--- Brief ---
Print the entries in full, word for word, but not the pictures.

━━━━━━━━━━━━━━━━

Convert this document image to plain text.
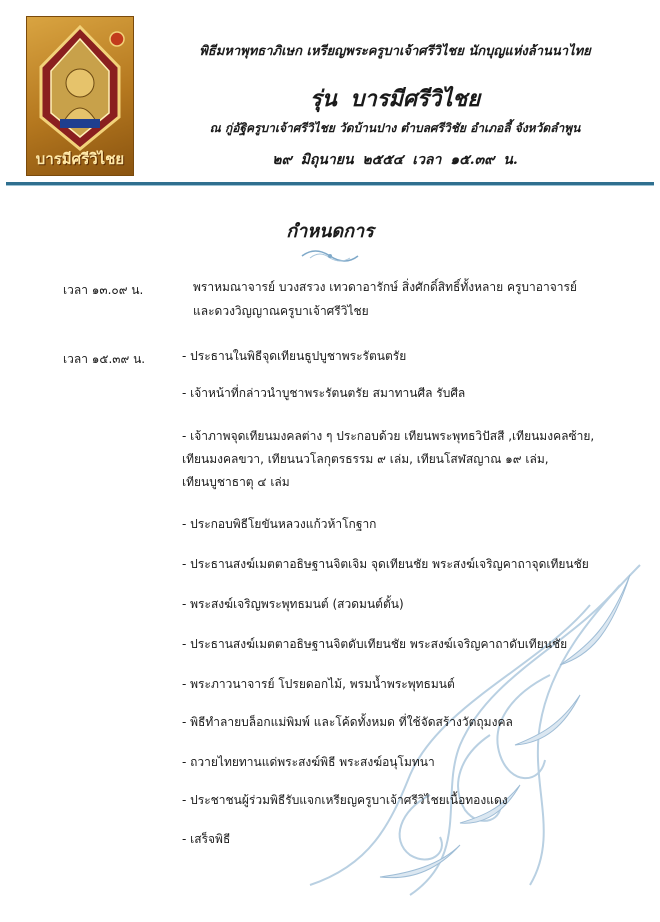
บารมีศรีวิไชย
พิธีมหาพุทธาภิเษก เหรียญพระครูบาเจ้าศรีวิไชย นักบุญแห่งล้านนาไทย
รุ่น บารมีศรีวิไชย
ณ กู่อัฐิครูบาเจ้าศรีวิไชย วัดบ้านปาง ตำบลศรีวิชัย อำเภอลี้ จังหวัดลำพูน
๒๙ มิถุนายน ๒๕๕๔ เวลา ๑๕.๓๙ น.
กำหนดการ
เวลา ๑๓.๐๙ น.	พราหมณาจารย์ บวงสรวง เทวดาอารักษ์ สิ่งศักดิ์สิทธิ์ทั้งหลาย ครูบาอาจารย์
และดวงวิญญาณครูบาเจ้าศรีวิไชย
เวลา ๑๕.๓๙ น.	- ประธานในพิธีจุดเทียนธูปบูชาพระรัตนตรัย
- เจ้าหน้าที่กล่าวนำบูชาพระรัตนตรัย สมาทานศีล รับศีล
- เจ้าภาพจุดเทียนมงคลต่าง ๆ ประกอบด้วย เทียนพระพุทธวิปัสสี ,เทียนมงคลซ้าย,
เทียนมงคลขวา, เทียนนวโลกุตรธรรม ๙ เล่ม, เทียนโสฬสญาณ ๑๙ เล่ม,
เทียนบูชาธาตุ ๔ เล่ม
- ประกอบพิธีโยขันหลวงแก้วห้าโกฐาก
- ประธานสงฆ์เมตตาอธิษฐานจิตเจิม จุดเทียนชัย พระสงฆ์เจริญคาถาจุดเทียนชัย
- พระสงฆ์เจริญพระพุทธมนต์ (สวดมนต์ตั้น)
- ประธานสงฆ์เมตตาอธิษฐานจิตดับเทียนชัย พระสงฆ์เจริญคาถาดับเทียนชัย
- พระภาวนาจารย์ โปรยดอกไม้, พรมน้ำพระพุทธมนต์
- พิธีทำลายบล็อกแม่พิมพ์ และโค้ดทั้งหมด ที่ใช้จัดสร้างวัตถุมงคล
- ถวายไทยทานแด่พระสงฆ์พิธี พระสงฆ์อนุโมทนา
- ประชาชนผู้ร่วมพิธีรับแจกเหรียญครูบาเจ้าศรีวิไชยเนื้อทองแดง
- เสร็จพิธี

━━━━━━━━━━━━━━━━

--- Answer below ---
Convert this document image to plain text.
บารมีศรีวิไชย
พิธีมหาพุทธาภิเษก เหรียญพระครูบาเจ้าศรีวิไชย นักบุญแห่งล้านนาไทย
รุ่น บารมีศรีวิไชย
ณ กู่อัฐิครูบาเจ้าศรีวิไชย วัดบ้านปาง ตำบลศรีวิชัย อำเภอลี้ จังหวัดลำพูน
๒๙ มิถุนายน ๒๕๕๔ เวลา ๑๕.๓๙ น.
กำหนดการ
เวลา ๑๓.๐๙ น.	พราหมณาจารย์ บวงสรวง เทวดาอารักษ์ สิ่งศักดิ์สิทธิ์ทั้งหลาย ครูบาอาจารย์
และดวงวิญญาณครูบาเจ้าศรีวิไชย
เวลา ๑๕.๓๙ น.	- ประธานในพิธีจุดเทียนธูปบูชาพระรัตนตรัย
- เจ้าหน้าที่กล่าวนำบูชาพระรัตนตรัย สมาทานศีล รับศีล
- เจ้าภาพจุดเทียนมงคลต่าง ๆ ประกอบด้วย เทียนพระพุทธวิปัสสี ,เทียนมงคลซ้าย,
เทียนมงคลขวา, เทียนนวโลกุตรธรรม ๙ เล่ม, เทียนโสฬสญาณ ๑๙ เล่ม,
เทียนบูชาธาตุ ๔ เล่ม
- ประกอบพิธีโยขันหลวงแก้วห้าโกฐาก
- ประธานสงฆ์เมตตาอธิษฐานจิตเจิม จุดเทียนชัย พระสงฆ์เจริญคาถาจุดเทียนชัย
- พระสงฆ์เจริญพระพุทธมนต์ (สวดมนต์ตั้น)
- ประธานสงฆ์เมตตาอธิษฐานจิตดับเทียนชัย พระสงฆ์เจริญคาถาดับเทียนชัย
- พระภาวนาจารย์ โปรยดอกไม้, พรมน้ำพระพุทธมนต์
- พิธีทำลายบล็อกแม่พิมพ์ และโค้ดทั้งหมด ที่ใช้จัดสร้างวัตถุมงคล
- ถวายไทยทานแด่พระสงฆ์พิธี พระสงฆ์อนุโมทนา
- ประชาชนผู้ร่วมพิธีรับแจกเหรียญครูบาเจ้าศรีวิไชยเนื้อทองแดง
- เสร็จพิธี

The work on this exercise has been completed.